* **AIM OF THE TASK**
Pick out each line of the records that includes the string "Правильно", and copy it.
....
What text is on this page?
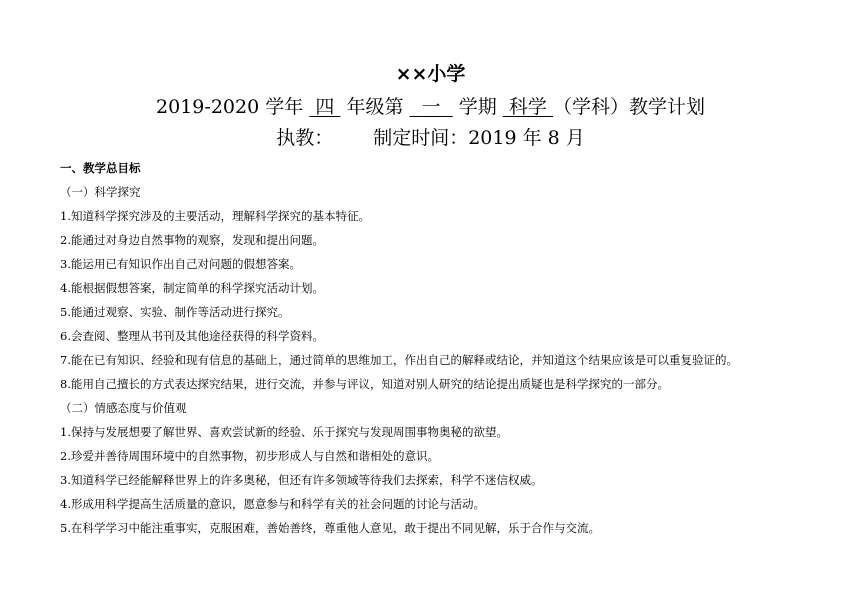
××小学
2019-2020 学年 四 年级第 一 学期 科学 （学科）教学计划
执教： 制定时间：2019 年 8 月
一、教学总目标
（一）科学探究
1.知道科学探究涉及的主要活动，理解科学探究的基本特征。
2.能通过对身边自然事物的观察，发现和提出问题。
3.能运用已有知识作出自己对问题的假想答案。
4.能根据假想答案，制定简单的科学探究活动计划。
5.能通过观察、实验、制作等活动进行探究。
6.会查阅、整理从书刊及其他途径获得的科学资料。
7.能在已有知识、经验和现有信息的基础上，通过简单的思维加工，作出自己的解释或结论，并知道这个结果应该是可以重复验证的。
8.能用自己擅长的方式表达探究结果，进行交流，并参与评议，知道对别人研究的结论提出质疑也是科学探究的一部分。
（二）情感态度与价值观
1.保持与发展想要了解世界、喜欢尝试新的经验、乐于探究与发现周围事物奥秘的欲望。
2.珍爱并善待周围环境中的自然事物，初步形成人与自然和谐相处的意识。
3.知道科学已经能解释世界上的许多奥秘，但还有许多领域等待我们去探索，科学不迷信权威。
4.形成用科学提高生活质量的意识，愿意参与和科学有关的社会问题的讨论与活动。
5.在科学学习中能注重事实，克服困难，善始善终，尊重他人意见，敢于提出不同见解，乐于合作与交流。
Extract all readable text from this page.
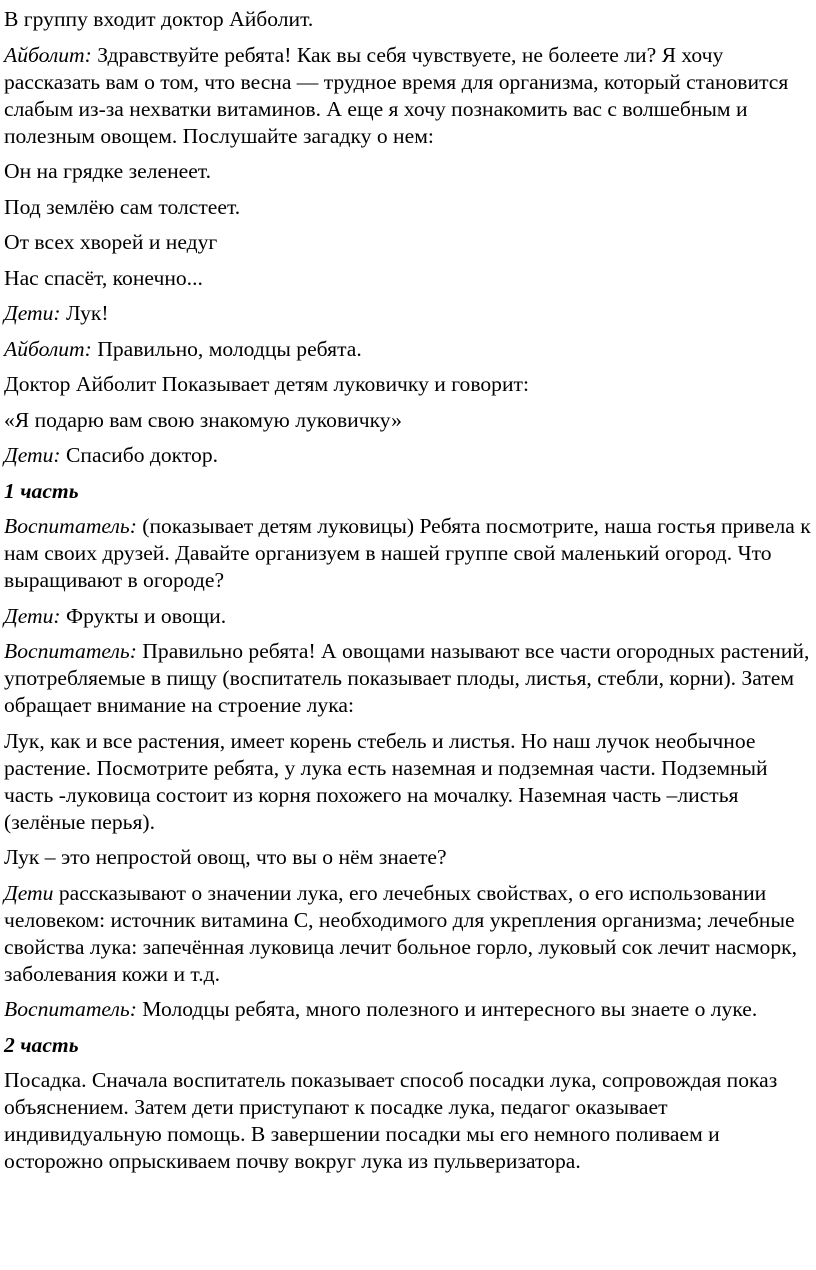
В группу входит доктор Айболит.

Айболит: Здравствуйте ребята! Как вы себя чувствуете, не болеете ли? Я хочу рассказать вам о том, что весна — трудное время для организма, который становится слабым из-за нехватки витаминов. А еще я хочу познакомить вас с волшебным и полезным овощем. Послушайте загадку о нем:

Он на грядке зеленеет.

Под землёю сам толстеет.

От всех хворей и недуг

Нас спасёт, конечно...

Дети: Лук!

Айболит: Правильно, молодцы ребята.

Доктор Айболит Показывает детям луковичку и говорит:

«Я подарю вам свою знакомую луковичку»

Дети: Спасибо доктор.

1 часть

Воспитатель: (показывает детям луковицы) Ребята посмотрите, наша гостья привела к нам своих друзей. Давайте организуем в нашей группе свой маленький огород. Что выращивают в огороде?

Дети: Фрукты и овощи.

Воспитатель: Правильно ребята! А овощами называют все части огородных растений, употребляемые в пищу (воспитатель показывает плоды, листья, стебли, корни). Затем обращает внимание на строение лука:

Лук, как и все растения, имеет корень стебель и листья. Но наш лучок необычное растение. Посмотрите ребята, у лука есть наземная и подземная части. Подземный часть -луковица состоит из корня похожего на мочалку. Наземная часть –листья (зелёные перья).

Лук – это непростой овощ, что вы о нём знаете?

Дети рассказывают о значении лука, его лечебных свойствах, о его использовании человеком: источник витамина С, необходимого для укрепления организма; лечебные свойства лука: запечённая луковица лечит больное горло, луковый сок лечит насморк, заболевания кожи и т.д.

Воспитатель: Молодцы ребята, много полезного и интересного вы знаете о луке.

2 часть

Посадка. Сначала воспитатель показывает способ посадки лука, сопровождая показ объяснением. Затем дети приступают к посадке лука, педагог оказывает индивидуальную помощь. В завершении посадки мы его немного поливаем и осторожно опрыскиваем почву вокруг лука из пульверизатора.
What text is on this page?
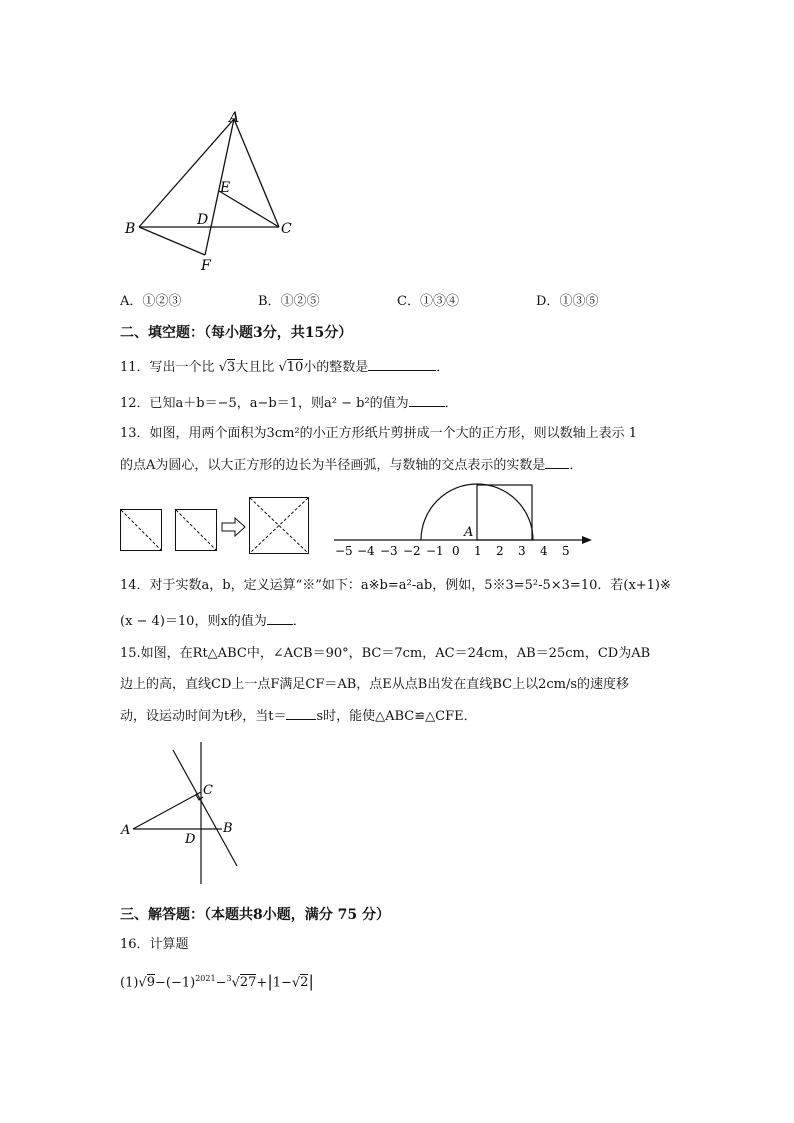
A
B	C
D
E
F
A．①②③	B．①②⑤	C．①③④	D．①③⑤
二、填空题：（每小题3分，共15分）
11．写出一个比 √3大且比 √10小的整数是	．
12．已知a＋b＝−5，a−b＝1，则a² − b²的值为	．
13．如图，用两个面积为3cm²的小正方形纸片剪拼成一个大的正方形，则以数轴上表示 1
的点A为圆心，以大正方形的边长为半径画弧，与数轴的交点表示的实数是 ．
A
−5 −4 −3 −2 −1 0 1 2 3 4 5
14．对于实数a，b，定义运算“※”如下：a※b=a²-ab，例如，5※3=5²-5×3=10．若(x+1)※
(x − 4)＝10，则x的值为 ．
15.如图，在Rt△ABC中，∠ACB＝90°，BC＝7cm，AC＝24cm，AB＝25cm，CD为AB
边上的高，直线CD上一点F满足CF＝AB，点E从点B出发在直线BC上以2cm/s的速度移
动，设运动时间为t秒，当t＝ s时，能使△ABC≌△CFE．
A	B
C
D
三、解答题：（本题共8小题，满分 75 分）
16．计算题
$(1)√9-(-1)^{2021}-^3√27+|1-√2|$
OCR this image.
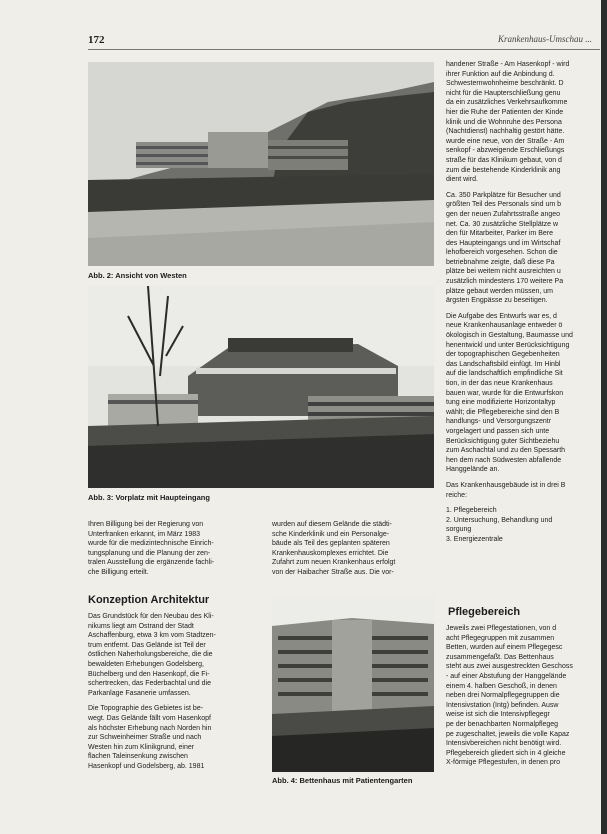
172	Krankenhaus-Umschau ...
Abb. 2: Ansicht von Westen
Abb. 3: Vorplatz mit Haupteingang

Ihren Billigung bei der Regierung von
Unterfranken erkannt, im März 1983
wurde für die medizintechnische Einrich-
tungsplanung und die Planung der zen-
tralen Ausstellung die ergänzende fachli-
che Billigung erteilt.

wurden auf diesem Gelände die städti-
sche Kinderklinik und ein Personalge-
bäude als Teil des geplanten späteren
Krankenhauskomplexes errichtet. Die
Zufahrt zum neuen Krankenhaus erfolgt
von der Haibacher Straße aus. Die vor-

Konzeption Architektur

Das Grundstück für den Neubau des Kli-
nikums liegt am Ostrand der Stadt
Aschaffenburg, etwa 3 km vom Stadtzen-
trum entfernt. Das Gelände ist Teil der
östlichen Naherholungsbereiche, die die
bewaldeten Erhebungen Godelsberg,
Büchelberg und den Hasenkopf, die Fi-
schertrecken, das Federbachtal und die
Parkanlage Fasanerie umfassen.

Die Topographie des Gebietes ist be-
wegt. Das Gelände fällt vom Hasenkopf
als höchster Erhebung nach Norden hin
zur Schweinheimer Straße und nach
Westen hin zum Klinikgrund, einer
flachen Taleinsenkung zwischen
Hasenkopf und Godelsberg, ab. 1981

Abb. 4: Bettenhaus mit Patientengarten

handener Straße - Am Hasenkopf - wird
ihrer Funktion auf die Anbindung d.
Schwesternwohnheime beschränkt. D
nicht für die Haupterschließung genu
da ein zusätzliches Verkehrsaufkomme
hier die Ruhe der Patienten der Kinde
klinik und die Wohnruhe des Persona
(Nachtdienst) nachhaltig gestört hätte.
wurde eine neue, von der Straße - Am
senkopf - abzweigende Erschließungs
straße für das Klinikum gebaut, von d
zum die bestehende Kinderklinik ang
dient wird.

Ca. 350 Parkplätze für Besucher und
größten Teil des Personals sind um b
gen der neuen Zufahrtsstraße angeo
net. Ca. 30 zusätzliche Stellplätze w
den für Mitarbeiter, Parker im Bere
des Haupteingangs und im Wirtschaf
lehofbereich vorgesehen. Schon die
betriebnahme zeigte, daß diese Pa
plätze bei weitem nicht ausreichten u
zusätzlich mindestens 170 weitere Pa
plätze gebaut werden müssen, um
ärgsten Engpässe zu beseitigen.

Die Aufgabe des Entwurfs war es, d
neue Krankenhausanlage entweder ö
ökologisch in Gestaltung, Baumasse und
henentwickl und unter Berücksichtigung
der topographischen Gegebenheiten
das Landschaftsbild einfügt. Im Hinbl
auf die landschaftlich empfindliche Sit
tion, in der das neue Krankenhaus
bauen war, wurde für die Entwurfskon
tung eine modifizierte Horizontaltyp
wählt; die Pflegebereiche sind den B
handlungs- und Versorgungszentr
vorgelagert und passen sich unte
Berücksichtigung guter Sichtbeziehu
zum Aschachtal und zu den Spessarth
hen dem nach Südwesten abfallende
Hanggelände an.

Das Krankenhausgebäude ist in drei B
reiche:

1. Pflegebereich
2. Untersuchung, Behandlung und
sorgung
3. Energiezentrale
Pflegebereich

Jeweils zwei Pflegestationen, von d
acht Pflegegruppen mit zusammen
Betten, wurden auf einem Pflegegesc
zusammengefaßt. Das Bettenhaus
steht aus zwei ausgestreckten Geschoss
- auf einer Abstufung der Hanggelände
einem 4. halben Geschoß, in denen
neben drei Normalpflegegruppen die
Intensivstation (Intg) befinden. Ausw
weise ist sich die Intensivpflegegr
pe der benachbarten Normalpflegeg
pe zugeschaltet, jeweils die volle Kapaz
Intensivbereichen nicht benötigt wird.
Pflegebereich gliedert sich in 4 gleiche
X-förmige Pflegestufen, in denen pro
....
* **REPLY TO THE EXERCISE**
Айболит: Правильно, молодцы ребята.
Воспитатель: Правильно ребята! А овощами называют все части огородных растений, употребляемые в пищу (воспитатель показывает плоды, листья, стебли, корни). Затем обращает внимание на строение лука:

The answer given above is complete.